● AIM
Copy the records verbatim, beginning at the line that contains "Patent image size: (638, 311)." and continuing through the line that contains "The yoke 6 is at (497, 210).".

● DATA FOR PROCESSING
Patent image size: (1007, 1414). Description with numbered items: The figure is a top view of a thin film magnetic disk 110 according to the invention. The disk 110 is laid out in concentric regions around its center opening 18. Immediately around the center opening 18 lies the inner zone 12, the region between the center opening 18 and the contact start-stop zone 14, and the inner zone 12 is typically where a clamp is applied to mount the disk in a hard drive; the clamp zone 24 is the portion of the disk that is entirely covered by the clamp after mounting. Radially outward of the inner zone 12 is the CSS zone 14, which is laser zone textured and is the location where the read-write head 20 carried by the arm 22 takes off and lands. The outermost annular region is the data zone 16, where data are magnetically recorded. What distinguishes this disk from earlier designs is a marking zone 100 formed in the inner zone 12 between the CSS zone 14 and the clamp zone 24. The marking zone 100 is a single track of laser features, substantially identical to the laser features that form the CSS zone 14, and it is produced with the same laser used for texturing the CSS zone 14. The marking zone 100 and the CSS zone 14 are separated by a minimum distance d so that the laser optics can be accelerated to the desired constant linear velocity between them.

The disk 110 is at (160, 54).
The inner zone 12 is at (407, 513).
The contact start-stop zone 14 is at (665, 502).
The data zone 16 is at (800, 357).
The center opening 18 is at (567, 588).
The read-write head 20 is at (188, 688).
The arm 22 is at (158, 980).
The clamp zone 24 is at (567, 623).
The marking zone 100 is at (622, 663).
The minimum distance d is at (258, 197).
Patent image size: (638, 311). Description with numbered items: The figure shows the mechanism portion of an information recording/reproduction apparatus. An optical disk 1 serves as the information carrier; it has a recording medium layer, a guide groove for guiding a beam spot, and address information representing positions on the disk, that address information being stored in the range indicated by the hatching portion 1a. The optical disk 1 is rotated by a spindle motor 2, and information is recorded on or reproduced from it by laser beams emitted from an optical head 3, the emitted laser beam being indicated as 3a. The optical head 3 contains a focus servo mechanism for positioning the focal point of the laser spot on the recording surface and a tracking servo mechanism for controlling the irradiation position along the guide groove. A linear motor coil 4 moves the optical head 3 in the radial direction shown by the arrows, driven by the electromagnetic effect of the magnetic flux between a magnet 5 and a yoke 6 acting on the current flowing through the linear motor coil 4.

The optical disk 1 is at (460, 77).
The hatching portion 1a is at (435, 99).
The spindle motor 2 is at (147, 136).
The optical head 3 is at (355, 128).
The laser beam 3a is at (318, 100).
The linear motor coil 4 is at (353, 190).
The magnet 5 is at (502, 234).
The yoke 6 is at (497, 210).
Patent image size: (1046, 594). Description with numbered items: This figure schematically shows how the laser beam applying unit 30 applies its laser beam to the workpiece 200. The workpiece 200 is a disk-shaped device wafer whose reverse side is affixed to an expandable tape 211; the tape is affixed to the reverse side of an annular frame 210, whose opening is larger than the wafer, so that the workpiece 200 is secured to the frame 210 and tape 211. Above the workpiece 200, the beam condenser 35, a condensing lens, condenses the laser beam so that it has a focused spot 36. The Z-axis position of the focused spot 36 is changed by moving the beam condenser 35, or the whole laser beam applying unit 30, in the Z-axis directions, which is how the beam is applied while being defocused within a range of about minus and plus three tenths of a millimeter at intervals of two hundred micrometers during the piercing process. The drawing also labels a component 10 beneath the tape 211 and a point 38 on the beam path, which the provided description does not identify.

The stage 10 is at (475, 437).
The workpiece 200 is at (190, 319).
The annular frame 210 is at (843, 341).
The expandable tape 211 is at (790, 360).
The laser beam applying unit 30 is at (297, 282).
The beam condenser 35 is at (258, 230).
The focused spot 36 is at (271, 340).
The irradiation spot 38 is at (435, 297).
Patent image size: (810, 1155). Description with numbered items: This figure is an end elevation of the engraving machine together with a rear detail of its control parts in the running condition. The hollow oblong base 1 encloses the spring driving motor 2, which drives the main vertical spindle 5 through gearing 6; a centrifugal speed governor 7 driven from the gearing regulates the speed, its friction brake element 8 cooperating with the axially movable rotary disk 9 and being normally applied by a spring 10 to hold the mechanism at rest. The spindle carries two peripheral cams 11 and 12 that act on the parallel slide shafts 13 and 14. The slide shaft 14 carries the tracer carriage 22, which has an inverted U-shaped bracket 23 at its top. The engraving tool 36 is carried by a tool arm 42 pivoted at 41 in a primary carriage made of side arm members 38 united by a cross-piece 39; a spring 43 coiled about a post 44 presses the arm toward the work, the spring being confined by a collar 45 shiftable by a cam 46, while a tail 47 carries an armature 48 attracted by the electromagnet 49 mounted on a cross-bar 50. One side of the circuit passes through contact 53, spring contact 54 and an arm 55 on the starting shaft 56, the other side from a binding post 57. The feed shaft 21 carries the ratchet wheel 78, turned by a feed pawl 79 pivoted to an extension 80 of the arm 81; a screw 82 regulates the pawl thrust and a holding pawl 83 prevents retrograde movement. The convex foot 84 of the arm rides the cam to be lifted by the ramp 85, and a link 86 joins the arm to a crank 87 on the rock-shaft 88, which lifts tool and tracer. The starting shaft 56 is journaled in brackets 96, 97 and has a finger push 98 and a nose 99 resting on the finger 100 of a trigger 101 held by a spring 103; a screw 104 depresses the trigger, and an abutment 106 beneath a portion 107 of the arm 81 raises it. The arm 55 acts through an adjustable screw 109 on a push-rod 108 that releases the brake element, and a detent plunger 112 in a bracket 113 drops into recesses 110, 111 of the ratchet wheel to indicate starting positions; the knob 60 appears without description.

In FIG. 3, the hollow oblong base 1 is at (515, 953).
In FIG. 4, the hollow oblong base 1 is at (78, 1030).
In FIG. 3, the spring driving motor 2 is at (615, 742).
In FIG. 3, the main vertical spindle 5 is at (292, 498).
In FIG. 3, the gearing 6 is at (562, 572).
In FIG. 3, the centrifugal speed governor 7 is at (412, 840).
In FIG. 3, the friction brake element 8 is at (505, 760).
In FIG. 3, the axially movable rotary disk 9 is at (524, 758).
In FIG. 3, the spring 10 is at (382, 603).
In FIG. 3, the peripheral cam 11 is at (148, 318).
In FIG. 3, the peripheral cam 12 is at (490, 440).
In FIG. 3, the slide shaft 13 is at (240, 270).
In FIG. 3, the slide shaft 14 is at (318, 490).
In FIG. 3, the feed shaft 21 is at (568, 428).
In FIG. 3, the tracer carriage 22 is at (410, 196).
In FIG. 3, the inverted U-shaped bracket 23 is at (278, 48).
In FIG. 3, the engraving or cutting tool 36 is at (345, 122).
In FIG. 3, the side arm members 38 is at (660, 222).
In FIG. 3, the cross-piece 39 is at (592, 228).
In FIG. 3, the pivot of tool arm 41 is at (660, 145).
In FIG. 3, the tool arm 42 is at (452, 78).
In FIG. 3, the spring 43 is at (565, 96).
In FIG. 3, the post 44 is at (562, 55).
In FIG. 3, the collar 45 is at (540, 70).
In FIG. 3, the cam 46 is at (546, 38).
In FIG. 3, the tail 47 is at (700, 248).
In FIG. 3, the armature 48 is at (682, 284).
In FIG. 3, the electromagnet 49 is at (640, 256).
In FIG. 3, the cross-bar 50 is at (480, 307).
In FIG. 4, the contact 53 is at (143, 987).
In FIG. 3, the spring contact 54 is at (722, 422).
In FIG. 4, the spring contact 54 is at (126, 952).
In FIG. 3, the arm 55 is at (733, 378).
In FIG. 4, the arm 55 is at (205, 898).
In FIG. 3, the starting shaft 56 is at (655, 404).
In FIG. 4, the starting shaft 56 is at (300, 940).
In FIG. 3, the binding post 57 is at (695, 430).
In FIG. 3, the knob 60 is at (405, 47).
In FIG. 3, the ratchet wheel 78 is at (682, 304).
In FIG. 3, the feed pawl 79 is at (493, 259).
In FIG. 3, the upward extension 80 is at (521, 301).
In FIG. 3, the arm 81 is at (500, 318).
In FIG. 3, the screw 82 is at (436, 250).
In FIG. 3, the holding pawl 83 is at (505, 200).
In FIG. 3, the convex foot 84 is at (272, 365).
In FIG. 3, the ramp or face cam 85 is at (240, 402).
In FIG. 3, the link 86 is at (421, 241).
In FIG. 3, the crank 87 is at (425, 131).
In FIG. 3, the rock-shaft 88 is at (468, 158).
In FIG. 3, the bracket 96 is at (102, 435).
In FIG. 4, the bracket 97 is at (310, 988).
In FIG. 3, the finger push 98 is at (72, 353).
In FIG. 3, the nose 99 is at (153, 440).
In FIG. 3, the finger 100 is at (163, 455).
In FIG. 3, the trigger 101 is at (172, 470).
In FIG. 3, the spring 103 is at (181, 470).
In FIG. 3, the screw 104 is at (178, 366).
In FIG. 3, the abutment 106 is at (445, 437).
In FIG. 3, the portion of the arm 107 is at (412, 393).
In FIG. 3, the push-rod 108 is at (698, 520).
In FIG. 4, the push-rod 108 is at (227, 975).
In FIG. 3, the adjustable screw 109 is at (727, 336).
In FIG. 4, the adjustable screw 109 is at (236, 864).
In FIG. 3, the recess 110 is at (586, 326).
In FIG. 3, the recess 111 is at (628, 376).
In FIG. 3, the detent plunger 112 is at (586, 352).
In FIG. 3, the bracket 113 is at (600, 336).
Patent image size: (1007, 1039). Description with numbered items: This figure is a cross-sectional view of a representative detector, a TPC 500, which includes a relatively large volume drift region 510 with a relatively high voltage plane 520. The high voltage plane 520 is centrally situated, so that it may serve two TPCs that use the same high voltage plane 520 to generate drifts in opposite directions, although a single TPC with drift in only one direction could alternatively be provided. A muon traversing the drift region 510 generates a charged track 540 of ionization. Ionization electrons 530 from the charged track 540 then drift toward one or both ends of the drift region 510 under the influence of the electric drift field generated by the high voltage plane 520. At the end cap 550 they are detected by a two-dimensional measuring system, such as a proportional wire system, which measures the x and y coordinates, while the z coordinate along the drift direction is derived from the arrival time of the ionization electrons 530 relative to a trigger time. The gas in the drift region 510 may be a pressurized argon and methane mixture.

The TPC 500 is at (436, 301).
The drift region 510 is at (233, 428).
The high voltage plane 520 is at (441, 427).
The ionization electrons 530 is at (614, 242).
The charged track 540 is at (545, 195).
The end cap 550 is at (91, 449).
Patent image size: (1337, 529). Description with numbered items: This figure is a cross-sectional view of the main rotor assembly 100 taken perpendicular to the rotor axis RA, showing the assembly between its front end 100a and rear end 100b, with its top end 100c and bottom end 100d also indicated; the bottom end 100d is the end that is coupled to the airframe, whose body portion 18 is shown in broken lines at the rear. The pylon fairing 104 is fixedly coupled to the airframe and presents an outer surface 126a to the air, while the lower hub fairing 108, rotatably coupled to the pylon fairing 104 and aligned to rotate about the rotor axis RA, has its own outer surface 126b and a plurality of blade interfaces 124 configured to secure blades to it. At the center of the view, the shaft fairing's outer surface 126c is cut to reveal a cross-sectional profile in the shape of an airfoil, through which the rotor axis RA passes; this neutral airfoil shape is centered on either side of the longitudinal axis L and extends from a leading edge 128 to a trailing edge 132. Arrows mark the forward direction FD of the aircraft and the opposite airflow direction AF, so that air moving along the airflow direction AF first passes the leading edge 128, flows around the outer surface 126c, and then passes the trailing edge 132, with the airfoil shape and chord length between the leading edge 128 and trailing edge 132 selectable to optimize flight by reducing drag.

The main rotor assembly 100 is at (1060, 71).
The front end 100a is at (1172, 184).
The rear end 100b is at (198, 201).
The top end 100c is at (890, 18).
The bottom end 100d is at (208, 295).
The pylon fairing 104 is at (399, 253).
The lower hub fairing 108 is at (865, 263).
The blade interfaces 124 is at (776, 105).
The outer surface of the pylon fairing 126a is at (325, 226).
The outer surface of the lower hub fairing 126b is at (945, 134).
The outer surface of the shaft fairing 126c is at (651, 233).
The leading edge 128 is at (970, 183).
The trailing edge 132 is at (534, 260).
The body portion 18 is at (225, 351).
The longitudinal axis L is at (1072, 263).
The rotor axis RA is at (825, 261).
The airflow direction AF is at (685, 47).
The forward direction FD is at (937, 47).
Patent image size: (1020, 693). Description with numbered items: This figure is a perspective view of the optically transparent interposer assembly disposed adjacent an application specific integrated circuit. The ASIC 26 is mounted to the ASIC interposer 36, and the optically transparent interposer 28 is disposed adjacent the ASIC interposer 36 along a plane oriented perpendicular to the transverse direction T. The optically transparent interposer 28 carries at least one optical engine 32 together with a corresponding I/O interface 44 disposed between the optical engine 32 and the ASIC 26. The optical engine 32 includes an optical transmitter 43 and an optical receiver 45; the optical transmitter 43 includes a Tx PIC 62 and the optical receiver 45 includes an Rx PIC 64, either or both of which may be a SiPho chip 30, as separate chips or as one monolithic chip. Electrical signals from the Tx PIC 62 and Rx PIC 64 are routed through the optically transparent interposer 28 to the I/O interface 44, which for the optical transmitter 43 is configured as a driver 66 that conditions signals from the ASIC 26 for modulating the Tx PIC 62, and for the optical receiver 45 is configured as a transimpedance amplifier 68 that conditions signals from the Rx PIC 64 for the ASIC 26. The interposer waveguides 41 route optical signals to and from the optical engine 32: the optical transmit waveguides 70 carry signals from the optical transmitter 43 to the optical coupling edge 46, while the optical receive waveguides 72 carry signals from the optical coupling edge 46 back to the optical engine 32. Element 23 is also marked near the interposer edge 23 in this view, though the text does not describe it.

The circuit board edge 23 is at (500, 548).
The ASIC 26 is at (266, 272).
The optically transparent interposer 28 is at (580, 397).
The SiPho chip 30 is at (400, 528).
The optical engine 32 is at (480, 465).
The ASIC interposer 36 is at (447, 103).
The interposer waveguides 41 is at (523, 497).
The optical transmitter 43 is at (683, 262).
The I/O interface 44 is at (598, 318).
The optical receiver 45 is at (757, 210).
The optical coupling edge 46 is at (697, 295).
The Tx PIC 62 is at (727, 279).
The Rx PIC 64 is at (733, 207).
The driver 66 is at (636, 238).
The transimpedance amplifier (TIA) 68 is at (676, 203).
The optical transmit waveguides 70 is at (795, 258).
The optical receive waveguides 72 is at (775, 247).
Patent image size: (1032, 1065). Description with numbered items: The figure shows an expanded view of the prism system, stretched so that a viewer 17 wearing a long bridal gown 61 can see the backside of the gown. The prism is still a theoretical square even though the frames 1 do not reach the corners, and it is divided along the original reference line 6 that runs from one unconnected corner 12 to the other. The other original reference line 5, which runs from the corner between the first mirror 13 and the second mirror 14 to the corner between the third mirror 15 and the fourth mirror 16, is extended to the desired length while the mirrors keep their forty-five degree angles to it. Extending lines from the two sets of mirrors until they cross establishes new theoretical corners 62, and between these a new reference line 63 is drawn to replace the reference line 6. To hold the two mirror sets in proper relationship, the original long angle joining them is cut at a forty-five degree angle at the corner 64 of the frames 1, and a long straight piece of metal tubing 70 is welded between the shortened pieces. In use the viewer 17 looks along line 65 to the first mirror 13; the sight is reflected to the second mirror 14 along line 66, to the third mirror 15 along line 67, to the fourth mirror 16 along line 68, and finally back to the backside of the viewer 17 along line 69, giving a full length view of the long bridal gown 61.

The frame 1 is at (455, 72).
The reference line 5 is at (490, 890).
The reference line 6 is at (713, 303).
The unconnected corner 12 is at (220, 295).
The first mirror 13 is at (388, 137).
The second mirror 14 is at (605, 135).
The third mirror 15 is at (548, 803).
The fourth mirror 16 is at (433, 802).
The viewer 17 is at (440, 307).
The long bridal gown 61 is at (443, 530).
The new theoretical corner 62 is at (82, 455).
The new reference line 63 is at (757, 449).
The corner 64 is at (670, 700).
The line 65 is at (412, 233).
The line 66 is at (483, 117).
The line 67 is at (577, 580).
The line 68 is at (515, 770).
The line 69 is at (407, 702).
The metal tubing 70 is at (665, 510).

● EXERCISE ANSWER
Patent image size: (638, 311). Description with numbered items: The figure shows the mechanism portion of an information recording/reproduction apparatus. An optical disk 1 serves as the information carrier; it has a recording medium layer, a guide groove for guiding a beam spot, and address information representing positions on the disk, that address information being stored in the range indicated by the hatching portion 1a. The optical disk 1 is rotated by a spindle motor 2, and information is recorded on or reproduced from it by laser beams emitted from an optical head 3, the emitted laser beam being indicated as 3a. The optical head 3 contains a focus servo mechanism for positioning the focal point of the laser spot on the recording surface and a tracking servo mechanism for controlling the irradiation position along the guide groove. A linear motor coil 4 moves the optical head 3 in the radial direction shown by the arrows, driven by the electromagnetic effect of the magnetic flux between a magnet 5 and a yoke 6 acting on the current flowing through the linear motor coil 4.

The optical disk 1 is at (460, 77).
The hatching portion 1a is at (435, 99).
The spindle motor 2 is at (147, 136).
The optical head 3 is at (355, 128).
The laser beam 3a is at (318, 100).
The linear motor coil 4 is at (353, 190).
The magnet 5 is at (502, 234).
The yoke 6 is at (497, 210).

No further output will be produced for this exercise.